* Problem details
State how many lines include "Meillä", giving the number by itself.

--------------------------------

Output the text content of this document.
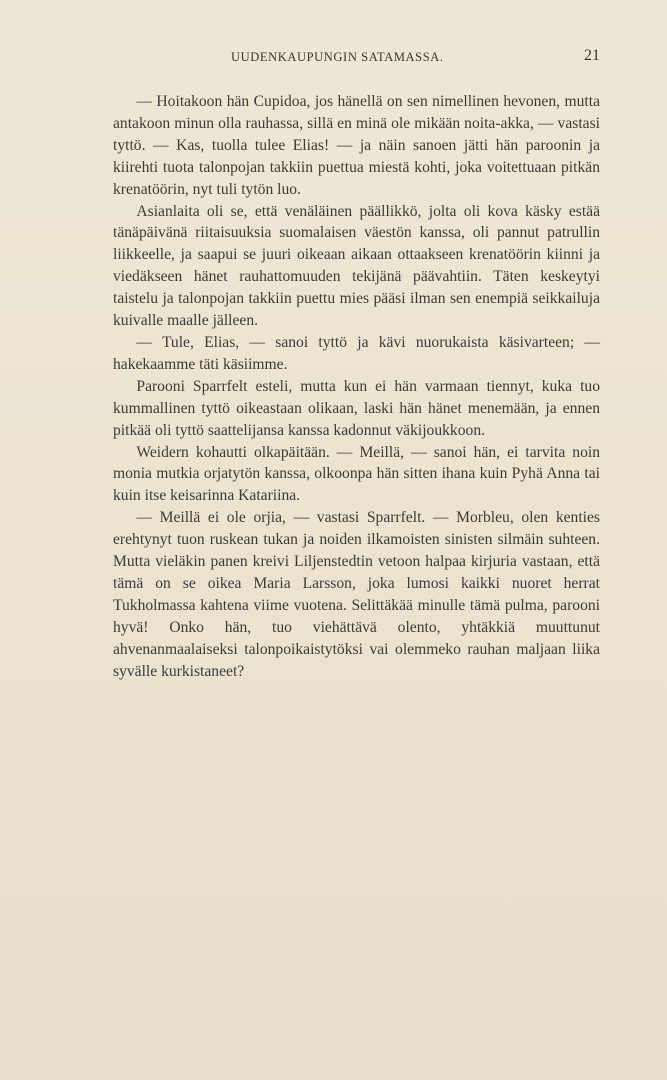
UUDENKAUPUNGIN SATAMASSA.	21

— Hoitakoon hän Cupidoa, jos hänellä on sen nimellinen hevonen, mutta antakoon minun olla rauhassa, sillä en minä ole mikään noita-akka, — vastasi tyttö. — Kas, tuolla tulee Elias! — ja näin sanoen jätti hän paroonin ja kiirehti tuota talonpojan takkiin puettua miestä kohti, joka voitettuaan pitkän krenatöörin, nyt tuli tytön luo.

Asianlaita oli se, että venäläinen päällikkö, jolta oli kova käsky estää tänäpäivänä riitaisuuksia suomalaisen väestön kanssa, oli pannut patrullin liikkeelle, ja saapui se juuri oikeaan aikaan ottaakseen krenatöörin kiinni ja viedäkseen hänet rauhattomuuden tekijänä päävahtiin. Täten keskeytyi taistelu ja talonpojan takkiin puettu mies pääsi ilman sen enempiä seikkailuja kuivalle maalle jälleen.

— Tule, Elias, — sanoi tyttö ja kävi nuorukaista käsivarteen; — hakekaamme täti käsiimme.

Parooni Sparrfelt esteli, mutta kun ei hän varmaan tiennyt, kuka tuo kummallinen tyttö oikeastaan olikaan, laski hän hänet menemään, ja ennen pitkää oli tyttö saattelijansa kanssa kadonnut väkijoukkoon.

Weidern kohautti olkapäitään. — Meillä, — sanoi hän, ei tarvita noin monia mutkia orjatytön kanssa, olkoonpa hän sitten ihana kuin Pyhä Anna tai kuin itse keisarinna Katariina.

— Meillä ei ole orjia, — vastasi Sparrfelt. — Morbleu, olen kenties erehtynyt tuon ruskean tukan ja noiden ilkamoisten sinisten silmäin suhteen. Mutta vieläkin panen kreivi Liljenstedtin vetoon halpaa kirjuria vastaan, että tämä on se oikea Maria Larsson, joka lumosi kaikki nuoret herrat Tukholmassa kahtena viime vuotena. Selittäkää minulle tämä pulma, parooni hyvä! Onko hän, tuo viehättävä olento, yhtäkkiä muuttunut ahvenanmaalaiseksi talonpoikaistytöksi vai olemmeko rauhan maljaan liika syvälle kurkistaneet?
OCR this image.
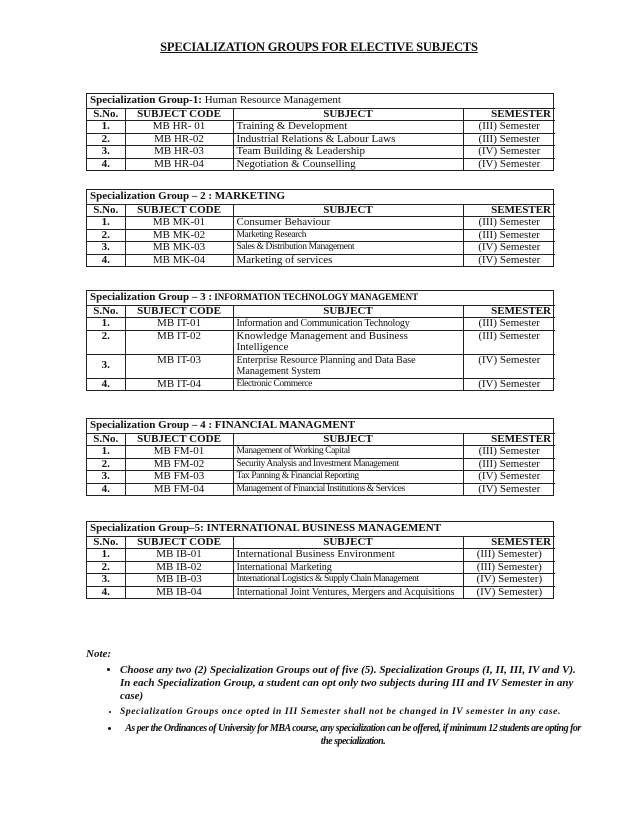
SPECIALIZATION GROUPS FOR ELECTIVE SUBJECTS
Specialization Group-1: Human Resource Management			
S.No.	SUBJECT CODE	SUBJECT	SEMESTER
1.	MB HR- 01	Training & Development	(III) Semester
2.	MB HR-02	Industrial Relations & Labour Laws	(III) Semester
3.	MB HR-03	Team Building & Leadership	(IV) Semester
4.	MB HR-04	Negotiation & Counselling	(IV) Semester
Specialization Group – 2 : MARKETING			
S.No.	SUBJECT CODE	SUBJECT	SEMESTER
1.	MB MK-01	Consumer Behaviour	(III) Semester
2.	MB MK-02	Marketing Research	(III) Semester
3.	MB MK-03	Sales & Distribution Management	(IV) Semester
4.	MB MK-04	Marketing of services	(IV) Semester
Specialization Group – 3 : INFORMATION TECHNOLOGY MANAGEMENT			
S.No.	SUBJECT CODE	SUBJECT	SEMESTER
1.	MB IT-01	Information and Communication Technology	(III) Semester
2.	MB IT-02	Knowledge Management and Business Intelligence	(III) Semester
3.	MB IT-03	Enterprise Resource Planning and Data Base Management System	(IV) Semester
4.	MB IT-04	Electronic Commerce	(IV) Semester
Specialization Group – 4 : FINANCIAL MANAGMENT			
S.No.	SUBJECT CODE	SUBJECT	SEMESTER
1.	MB FM-01	Management of Working Capital	(III) Semester
2.	MB FM-02	Security Analysis and Investment Management	(III) Semester
3.	MB FM-03	Tax Panning & Financial Reporting	(IV) Semester
4.	MB FM-04	Management of Financial Institutions & Services	(IV) Semester
Specialization Group–5: INTERNATIONAL BUSINESS MANAGEMENT			
S.No.	SUBJECT CODE	SUBJECT	SEMESTER
1.	MB IB-01	International Business Environment	(III) Semester)
2.	MB IB-02	International Marketing	(III) Semester)
3.	MB IB-03	International Logistics & Supply Chain Management	(IV) Semester)
4.	MB IB-04	International Joint Ventures, Mergers and Acquisitions	(IV) Semester)

Note:

• Choose any two (2) Specialization Groups out of five (5). Specialization Groups (I, II, III, IV and V). In each Specialization Group, a student can opt only two subjects during III and IV Semester in any case)
• Specialization Groups once opted in III Semester shall not be changed in IV semester in any case.
• As per the Ordinances of University for MBA course, any specialization can be offered, if minimum 12 students are opting for the specialization.
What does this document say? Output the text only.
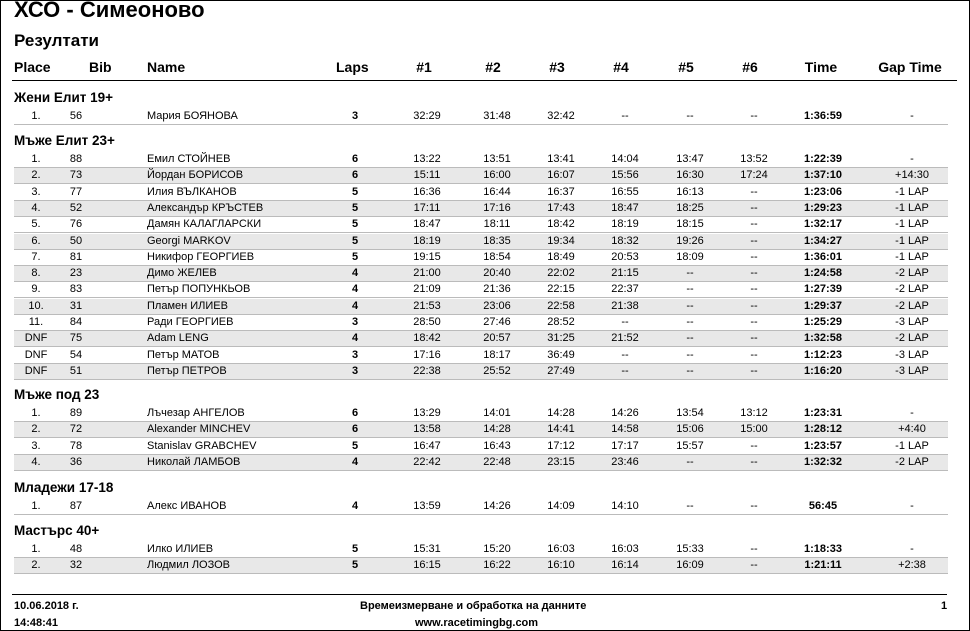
ХСО - Симеоново
Резултати
Place	Bib	Name	Laps	#1	#2	#3	#4	#5	#6	Time	Gap Time
Жени Елит 19+
1.	56	Мария БОЯНОВА	3	32:29	31:48	32:42	--	--	--	1:36:59	-
Мъже Елит 23+
1.	88	Емил СТОЙНЕВ	6	13:22	13:51	13:41	14:04	13:47	13:52	1:22:39	-
2.	73	Йордан БОРИСОВ	6	15:11	16:00	16:07	15:56	16:30	17:24	1:37:10	+14:30
3.	77	Илия ВЪЛКАНОВ	5	16:36	16:44	16:37	16:55	16:13	--	1:23:06	-1 LAP
4.	52	Александър КРЪСТЕВ	5	17:11	17:16	17:43	18:47	18:25	--	1:29:23	-1 LAP
5.	76	Дамян КАЛАГЛАРСКИ	5	18:47	18:11	18:42	18:19	18:15	--	1:32:17	-1 LAP
6.	50	Georgi MARKOV	5	18:19	18:35	19:34	18:32	19:26	--	1:34:27	-1 LAP
7.	81	Никифор ГЕОРГИЕВ	5	19:15	18:54	18:49	20:53	18:09	--	1:36:01	-1 LAP
8.	23	Димо ЖЕЛЕВ	4	21:00	20:40	22:02	21:15	--	--	1:24:58	-2 LAP
9.	83	Петър ПОПУНКЬОВ	4	21:09	21:36	22:15	22:37	--	--	1:27:39	-2 LAP
10.	31	Пламен ИЛИЕВ	4	21:53	23:06	22:58	21:38	--	--	1:29:37	-2 LAP
11.	84	Ради ГЕОРГИЕВ	3	28:50	27:46	28:52	--	--	--	1:25:29	-3 LAP
DNF	75	Adam LENG	4	18:42	20:57	31:25	21:52	--	--	1:32:58	-2 LAP
DNF	54	Петър МАТОВ	3	17:16	18:17	36:49	--	--	--	1:12:23	-3 LAP
DNF	51	Петър ПЕТРОВ	3	22:38	25:52	27:49	--	--	--	1:16:20	-3 LAP
Мъже под 23
1.	89	Лъчезар АНГЕЛОВ	6	13:29	14:01	14:28	14:26	13:54	13:12	1:23:31	-
2.	72	Alexander MINCHEV	6	13:58	14:28	14:41	14:58	15:06	15:00	1:28:12	+4:40
3.	78	Stanislav GRABCHEV	5	16:47	16:43	17:12	17:17	15:57	--	1:23:57	-1 LAP
4.	36	Николай ЛАМБОВ	4	22:42	22:48	23:15	23:46	--	--	1:32:32	-2 LAP
Младежи 17-18
1.	87	Алекс ИВАНОВ	4	13:59	14:26	14:09	14:10	--	--	56:45	-
Мастърс 40+
1.	48	Илко ИЛИЕВ	5	15:31	15:20	16:03	16:03	15:33	--	1:18:33	-
2.	32	Людмил ЛОЗОВ	5	16:15	16:22	16:10	16:14	16:09	--	1:21:11	+2:38
10.06.2018 г.
14:48:41
Времеизмерване и обработка на данните
www.racetimingbg.com
1
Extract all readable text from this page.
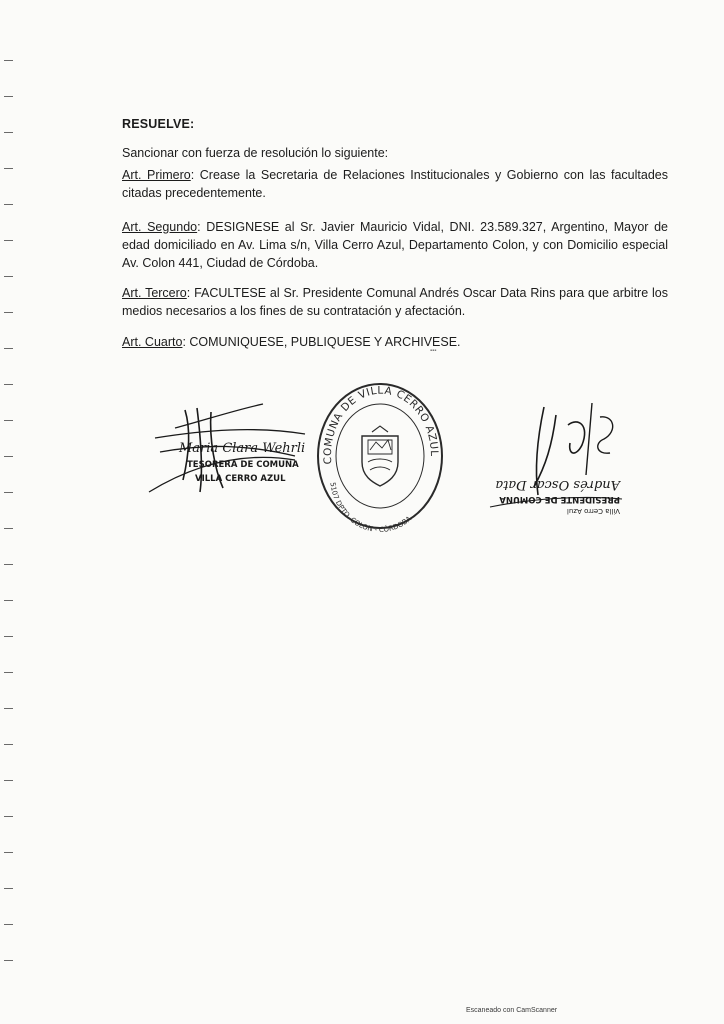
RESUELVE:
Sancionar con fuerza de resolución lo siguiente:
Art. Primero: Crease la Secretaria de Relaciones Institucionales y Gobierno con las facultades citadas precedentemente.
Art. Segundo: DESIGNESE al Sr. Javier Mauricio Vidal, DNI. 23.589.327, Argentino, Mayor de edad domiciliado en Av. Lima s/n, Villa Cerro Azul, Departamento Colon, y con Domicilio especial Av. Colon 441, Ciudad de Córdoba.
Art. Tercero: FACULTESE al Sr. Presidente Comunal Andrés Oscar Data Rins para que arbitre los medios necesarios a los fines de su contratación y afectación.
Art. Cuarto: COMUNIQUESE, PUBLIQUESE Y ARCHIVESE.
▪▪▪
Maria Clara Wehrli
TESORERA DE COMUNA
VILLA CERRO AZUL
COMUNA DE VILLA CERRO AZUL
5107 DPTO. COLON - CÓRDOBA
Villa Cerro Azul
PRESIDENTE DE COMUNA
Andrés Oscar Data
Escaneado con CamScanner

--------------------------------

* Solution to the problem
2